### To do:
Each entry must appear in the answer exactly as written.
Start of Working data
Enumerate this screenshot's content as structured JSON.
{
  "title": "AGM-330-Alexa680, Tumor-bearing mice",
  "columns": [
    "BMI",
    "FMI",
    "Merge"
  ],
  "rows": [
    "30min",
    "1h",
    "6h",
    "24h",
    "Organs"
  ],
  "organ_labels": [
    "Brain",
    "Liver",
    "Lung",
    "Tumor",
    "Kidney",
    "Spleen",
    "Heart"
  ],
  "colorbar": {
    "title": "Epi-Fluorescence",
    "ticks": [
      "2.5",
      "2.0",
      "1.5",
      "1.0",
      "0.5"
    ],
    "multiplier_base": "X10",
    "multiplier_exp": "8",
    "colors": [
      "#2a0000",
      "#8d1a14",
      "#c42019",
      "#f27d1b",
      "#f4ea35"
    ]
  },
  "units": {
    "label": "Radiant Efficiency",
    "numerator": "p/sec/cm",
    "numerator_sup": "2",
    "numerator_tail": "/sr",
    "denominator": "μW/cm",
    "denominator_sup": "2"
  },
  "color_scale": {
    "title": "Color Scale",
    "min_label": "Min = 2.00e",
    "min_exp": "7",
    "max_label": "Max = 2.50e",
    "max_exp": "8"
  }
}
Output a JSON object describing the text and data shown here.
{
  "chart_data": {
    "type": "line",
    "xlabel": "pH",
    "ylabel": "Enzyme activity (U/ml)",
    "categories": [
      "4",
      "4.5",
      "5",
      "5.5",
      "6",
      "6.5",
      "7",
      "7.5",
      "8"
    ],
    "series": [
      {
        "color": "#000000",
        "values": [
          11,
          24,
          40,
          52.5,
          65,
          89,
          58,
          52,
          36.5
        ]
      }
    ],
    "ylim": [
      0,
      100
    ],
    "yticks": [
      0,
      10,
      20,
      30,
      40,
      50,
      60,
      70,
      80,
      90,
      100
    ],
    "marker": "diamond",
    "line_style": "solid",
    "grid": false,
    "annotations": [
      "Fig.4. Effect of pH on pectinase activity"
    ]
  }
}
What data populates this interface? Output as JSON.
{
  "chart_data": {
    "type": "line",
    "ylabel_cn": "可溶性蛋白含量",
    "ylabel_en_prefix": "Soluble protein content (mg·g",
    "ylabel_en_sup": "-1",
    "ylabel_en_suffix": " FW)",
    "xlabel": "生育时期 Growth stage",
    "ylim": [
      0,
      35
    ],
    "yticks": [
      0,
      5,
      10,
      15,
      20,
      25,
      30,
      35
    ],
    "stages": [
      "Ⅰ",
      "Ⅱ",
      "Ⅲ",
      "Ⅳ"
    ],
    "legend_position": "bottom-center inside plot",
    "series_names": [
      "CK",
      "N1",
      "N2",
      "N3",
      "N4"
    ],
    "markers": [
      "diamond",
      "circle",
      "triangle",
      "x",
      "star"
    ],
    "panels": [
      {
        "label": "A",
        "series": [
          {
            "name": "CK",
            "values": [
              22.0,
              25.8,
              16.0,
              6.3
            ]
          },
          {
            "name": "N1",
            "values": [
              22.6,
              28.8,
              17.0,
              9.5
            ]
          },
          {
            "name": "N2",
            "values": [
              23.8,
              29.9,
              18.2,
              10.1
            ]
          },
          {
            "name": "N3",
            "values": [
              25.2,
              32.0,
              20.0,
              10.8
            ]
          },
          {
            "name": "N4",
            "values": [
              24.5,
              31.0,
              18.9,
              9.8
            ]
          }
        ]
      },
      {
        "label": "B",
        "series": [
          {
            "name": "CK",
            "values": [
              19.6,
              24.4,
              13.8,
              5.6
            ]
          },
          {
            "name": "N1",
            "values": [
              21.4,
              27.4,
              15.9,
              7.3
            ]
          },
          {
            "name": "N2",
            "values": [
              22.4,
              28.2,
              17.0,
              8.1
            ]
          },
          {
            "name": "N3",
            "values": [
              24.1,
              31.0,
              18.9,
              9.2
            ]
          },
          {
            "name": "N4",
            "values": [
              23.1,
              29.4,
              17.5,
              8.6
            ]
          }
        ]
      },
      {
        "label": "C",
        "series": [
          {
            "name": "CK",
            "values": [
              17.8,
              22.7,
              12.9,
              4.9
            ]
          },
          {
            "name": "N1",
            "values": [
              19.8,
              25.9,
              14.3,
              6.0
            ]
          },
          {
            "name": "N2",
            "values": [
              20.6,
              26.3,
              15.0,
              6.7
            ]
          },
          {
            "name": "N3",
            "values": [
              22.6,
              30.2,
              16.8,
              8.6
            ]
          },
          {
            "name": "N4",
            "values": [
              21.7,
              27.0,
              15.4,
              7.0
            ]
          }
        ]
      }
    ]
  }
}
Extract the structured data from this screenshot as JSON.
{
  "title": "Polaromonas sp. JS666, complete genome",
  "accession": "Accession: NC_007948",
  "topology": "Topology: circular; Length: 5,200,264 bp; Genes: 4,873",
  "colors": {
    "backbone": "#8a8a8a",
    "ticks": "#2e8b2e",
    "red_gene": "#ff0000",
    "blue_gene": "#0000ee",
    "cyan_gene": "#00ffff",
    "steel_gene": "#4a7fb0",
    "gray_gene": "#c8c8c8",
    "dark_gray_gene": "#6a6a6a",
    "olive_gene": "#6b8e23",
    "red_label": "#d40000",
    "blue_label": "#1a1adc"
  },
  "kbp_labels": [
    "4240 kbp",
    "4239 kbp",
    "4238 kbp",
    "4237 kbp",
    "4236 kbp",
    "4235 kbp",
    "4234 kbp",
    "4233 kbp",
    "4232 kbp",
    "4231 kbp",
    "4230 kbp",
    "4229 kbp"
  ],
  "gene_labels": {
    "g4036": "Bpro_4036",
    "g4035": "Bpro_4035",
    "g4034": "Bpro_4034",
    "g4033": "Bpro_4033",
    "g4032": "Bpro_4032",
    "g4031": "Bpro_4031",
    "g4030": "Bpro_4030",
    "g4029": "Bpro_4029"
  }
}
End of Working data
### Answer section:
Enumerate this screenshot's content as structured JSON.
{
  "title": "AGM-330-Alexa680, Tumor-bearing mice",
  "columns": [
    "BMI",
    "FMI",
    "Merge"
  ],
  "rows": [
    "30min",
    "1h",
    "6h",
    "24h",
    "Organs"
  ],
  "organ_labels": [
    "Brain",
    "Liver",
    "Lung",
    "Tumor",
    "Kidney",
    "Spleen",
    "Heart"
  ],
  "colorbar": {
    "title": "Epi-Fluorescence",
    "ticks": [
      "2.5",
      "2.0",
      "1.5",
      "1.0",
      "0.5"
    ],
    "multiplier_base": "X10",
    "multiplier_exp": "8",
    "colors": [
      "#2a0000",
      "#8d1a14",
      "#c42019",
      "#f27d1b",
      "#f4ea35"
    ]
  },
  "units": {
    "label": "Radiant Efficiency",
    "numerator": "p/sec/cm",
    "numerator_sup": "2",
    "numerator_tail": "/sr",
    "denominator": "μW/cm",
    "denominator_sup": "2"
  },
  "color_scale": {
    "title": "Color Scale",
    "min_label": "Min = 2.00e",
    "min_exp": "7",
    "max_label": "Max = 2.50e",
    "max_exp": "8"
  }
}
Output a JSON object describing the text and data shown here.
{
  "chart_data": {
    "type": "line",
    "xlabel": "pH",
    "ylabel": "Enzyme activity (U/ml)",
    "categories": [
      "4",
      "4.5",
      "5",
      "5.5",
      "6",
      "6.5",
      "7",
      "7.5",
      "8"
    ],
    "series": [
      {
        "color": "#000000",
        "values": [
          11,
          24,
          40,
          52.5,
          65,
          89,
          58,
          52,
          36.5
        ]
      }
    ],
    "ylim": [
      0,
      100
    ],
    "yticks": [
      0,
      10,
      20,
      30,
      40,
      50,
      60,
      70,
      80,
      90,
      100
    ],
    "marker": "diamond",
    "line_style": "solid",
    "grid": false,
    "annotations": [
      "Fig.4. Effect of pH on pectinase activity"
    ]
  }
}
What data populates this interface? Output as JSON.
{
  "chart_data": {
    "type": "line",
    "ylabel_cn": "可溶性蛋白含量",
    "ylabel_en_prefix": "Soluble protein content (mg·g",
    "ylabel_en_sup": "-1",
    "ylabel_en_suffix": " FW)",
    "xlabel": "生育时期 Growth stage",
    "ylim": [
      0,
      35
    ],
    "yticks": [
      0,
      5,
      10,
      15,
      20,
      25,
      30,
      35
    ],
    "stages": [
      "Ⅰ",
      "Ⅱ",
      "Ⅲ",
      "Ⅳ"
    ],
    "legend_position": "bottom-center inside plot",
    "series_names": [
      "CK",
      "N1",
      "N2",
      "N3",
      "N4"
    ],
    "markers": [
      "diamond",
      "circle",
      "triangle",
      "x",
      "star"
    ],
    "panels": [
      {
        "label": "A",
        "series": [
          {
            "name": "CK",
            "values": [
              22.0,
              25.8,
              16.0,
              6.3
            ]
          },
          {
            "name": "N1",
            "values": [
              22.6,
              28.8,
              17.0,
              9.5
            ]
          },
          {
            "name": "N2",
            "values": [
              23.8,
              29.9,
              18.2,
              10.1
            ]
          },
          {
            "name": "N3",
            "values": [
              25.2,
              32.0,
              20.0,
              10.8
            ]
          },
          {
            "name": "N4",
            "values": [
              24.5,
              31.0,
              18.9,
              9.8
            ]
          }
        ]
      },
      {
        "label": "B",
        "series": [
          {
            "name": "CK",
            "values": [
              19.6,
              24.4,
              13.8,
              5.6
            ]
          },
          {
            "name": "N1",
            "values": [
              21.4,
              27.4,
              15.9,
              7.3
            ]
          },
          {
            "name": "N2",
            "values": [
              22.4,
              28.2,
              17.0,
              8.1
            ]
          },
          {
            "name": "N3",
            "values": [
              24.1,
              31.0,
              18.9,
              9.2
            ]
          },
          {
            "name": "N4",
            "values": [
              23.1,
              29.4,
              17.5,
              8.6
            ]
          }
        ]
      },
      {
        "label": "C",
        "series": [
          {
            "name": "CK",
            "values": [
              17.8,
              22.7,
              12.9,
              4.9
            ]
          },
          {
            "name": "N1",
            "values": [
              19.8,
              25.9,
              14.3,
              6.0
            ]
          },
          {
            "name": "N2",
            "values": [
              20.6,
              26.3,
              15.0,
              6.7
            ]
          },
          {
            "name": "N3",
            "values": [
              22.6,
              30.2,
              16.8,
              8.6
            ]
          },
          {
            "name": "N4",
            "values": [
              21.7,
              27.0,
              15.4,
              7.0
            ]
          }
        ]
      }
    ]
  }
}
Extract the structured data from this screenshot as JSON.
{
  "title": "Polaromonas sp. JS666, complete genome",
  "accession": "Accession: NC_007948",
  "topology": "Topology: circular; Length: 5,200,264 bp; Genes: 4,873",
  "colors": {
    "backbone": "#8a8a8a",
    "ticks": "#2e8b2e",
    "red_gene": "#ff0000",
    "blue_gene": "#0000ee",
    "cyan_gene": "#00ffff",
    "steel_gene": "#4a7fb0",
    "gray_gene": "#c8c8c8",
    "dark_gray_gene": "#6a6a6a",
    "olive_gene": "#6b8e23",
    "red_label": "#d40000",
    "blue_label": "#1a1adc"
  },
  "kbp_labels": [
    "4240 kbp",
    "4239 kbp",
    "4238 kbp",
    "4237 kbp",
    "4236 kbp",
    "4235 kbp",
    "4234 kbp",
    "4233 kbp",
    "4232 kbp",
    "4231 kbp",
    "4230 kbp",
    "4229 kbp"
  ],
  "gene_labels": {
    "g4036": "Bpro_4036",
    "g4035": "Bpro_4035",
    "g4034": "Bpro_4034",
    "g4033": "Bpro_4033",
    "g4032": "Bpro_4032",
    "g4031": "Bpro_4031",
    "g4030": "Bpro_4030",
    "g4029": "Bpro_4029"
  }
}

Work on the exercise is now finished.